» Entries from a dataset:
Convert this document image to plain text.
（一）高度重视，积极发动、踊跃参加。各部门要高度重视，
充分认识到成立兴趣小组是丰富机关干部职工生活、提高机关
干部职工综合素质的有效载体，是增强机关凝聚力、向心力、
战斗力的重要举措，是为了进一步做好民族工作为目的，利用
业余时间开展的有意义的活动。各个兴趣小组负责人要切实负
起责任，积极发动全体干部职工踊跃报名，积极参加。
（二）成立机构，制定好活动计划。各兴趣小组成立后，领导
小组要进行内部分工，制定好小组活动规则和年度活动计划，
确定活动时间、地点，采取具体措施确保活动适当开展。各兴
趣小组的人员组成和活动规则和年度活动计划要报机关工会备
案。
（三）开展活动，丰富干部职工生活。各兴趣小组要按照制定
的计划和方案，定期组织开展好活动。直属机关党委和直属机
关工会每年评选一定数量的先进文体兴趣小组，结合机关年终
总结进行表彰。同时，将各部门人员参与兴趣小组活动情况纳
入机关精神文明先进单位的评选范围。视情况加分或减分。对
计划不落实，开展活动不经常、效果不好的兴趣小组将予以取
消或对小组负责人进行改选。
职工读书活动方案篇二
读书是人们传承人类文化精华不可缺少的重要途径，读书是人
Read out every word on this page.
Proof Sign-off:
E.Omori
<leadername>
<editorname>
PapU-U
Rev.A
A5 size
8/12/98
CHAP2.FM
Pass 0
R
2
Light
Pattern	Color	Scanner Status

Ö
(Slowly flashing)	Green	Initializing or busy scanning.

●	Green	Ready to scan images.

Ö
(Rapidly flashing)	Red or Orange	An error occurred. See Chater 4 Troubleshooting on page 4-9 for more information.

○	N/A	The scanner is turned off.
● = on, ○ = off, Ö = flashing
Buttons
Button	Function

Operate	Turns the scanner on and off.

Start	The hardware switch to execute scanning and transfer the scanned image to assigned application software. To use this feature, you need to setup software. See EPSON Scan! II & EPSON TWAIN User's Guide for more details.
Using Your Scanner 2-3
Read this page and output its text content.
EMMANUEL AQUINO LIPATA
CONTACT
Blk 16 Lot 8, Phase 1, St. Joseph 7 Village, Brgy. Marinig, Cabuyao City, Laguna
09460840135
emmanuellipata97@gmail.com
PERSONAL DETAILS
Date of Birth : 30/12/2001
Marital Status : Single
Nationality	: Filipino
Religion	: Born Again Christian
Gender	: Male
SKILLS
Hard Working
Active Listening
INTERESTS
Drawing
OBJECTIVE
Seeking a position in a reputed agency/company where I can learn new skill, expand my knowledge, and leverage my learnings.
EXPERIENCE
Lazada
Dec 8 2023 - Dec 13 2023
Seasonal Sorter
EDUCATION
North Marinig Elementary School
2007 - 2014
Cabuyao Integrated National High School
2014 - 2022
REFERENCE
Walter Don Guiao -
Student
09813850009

» EXERCISE DIRECTIONS: Write the whole listing out again. Keep every line exactly as it is.

» SOLVED PROBLEM:
Convert this document image to plain text.
（一）高度重视，积极发动、踊跃参加。各部门要高度重视，
充分认识到成立兴趣小组是丰富机关干部职工生活、提高机关
干部职工综合素质的有效载体，是增强机关凝聚力、向心力、
战斗力的重要举措，是为了进一步做好民族工作为目的，利用
业余时间开展的有意义的活动。各个兴趣小组负责人要切实负
起责任，积极发动全体干部职工踊跃报名，积极参加。
（二）成立机构，制定好活动计划。各兴趣小组成立后，领导
小组要进行内部分工，制定好小组活动规则和年度活动计划，
确定活动时间、地点，采取具体措施确保活动适当开展。各兴
趣小组的人员组成和活动规则和年度活动计划要报机关工会备
案。
（三）开展活动，丰富干部职工生活。各兴趣小组要按照制定
的计划和方案，定期组织开展好活动。直属机关党委和直属机
关工会每年评选一定数量的先进文体兴趣小组，结合机关年终
总结进行表彰。同时，将各部门人员参与兴趣小组活动情况纳
入机关精神文明先进单位的评选范围。视情况加分或减分。对
计划不落实，开展活动不经常、效果不好的兴趣小组将予以取
消或对小组负责人进行改选。
职工读书活动方案篇二
读书是人们传承人类文化精华不可缺少的重要途径，读书是人
Read out every word on this page.
Proof Sign-off:
E.Omori
<leadername>
<editorname>
PapU-U
Rev.A
A5 size
8/12/98
CHAP2.FM
Pass 0
R
2
Light
Pattern	Color	Scanner Status

Ö
(Slowly flashing)	Green	Initializing or busy scanning.

●	Green	Ready to scan images.

Ö
(Rapidly flashing)	Red or Orange	An error occurred. See Chater 4 Troubleshooting on page 4-9 for more information.

○	N/A	The scanner is turned off.
● = on, ○ = off, Ö = flashing
Buttons
Button	Function

Operate	Turns the scanner on and off.

Start	The hardware switch to execute scanning and transfer the scanned image to assigned application software. To use this feature, you need to setup software. See EPSON Scan! II & EPSON TWAIN User's Guide for more details.
Using Your Scanner 2-3
Read this page and output its text content.
EMMANUEL AQUINO LIPATA
CONTACT
Blk 16 Lot 8, Phase 1, St. Joseph 7 Village, Brgy. Marinig, Cabuyao City, Laguna
09460840135
emmanuellipata97@gmail.com
PERSONAL DETAILS
Date of Birth : 30/12/2001
Marital Status : Single
Nationality	: Filipino
Religion	: Born Again Christian
Gender	: Male
SKILLS
Hard Working
Active Listening
INTERESTS
Drawing
OBJECTIVE
Seeking a position in a reputed agency/company where I can learn new skill, expand my knowledge, and leverage my learnings.
EXPERIENCE
Lazada
Dec 8 2023 - Dec 13 2023
Seasonal Sorter
EDUCATION
North Marinig Elementary School
2007 - 2014
Cabuyao Integrated National High School
2014 - 2022
REFERENCE
Walter Don Guiao -
Student
09813850009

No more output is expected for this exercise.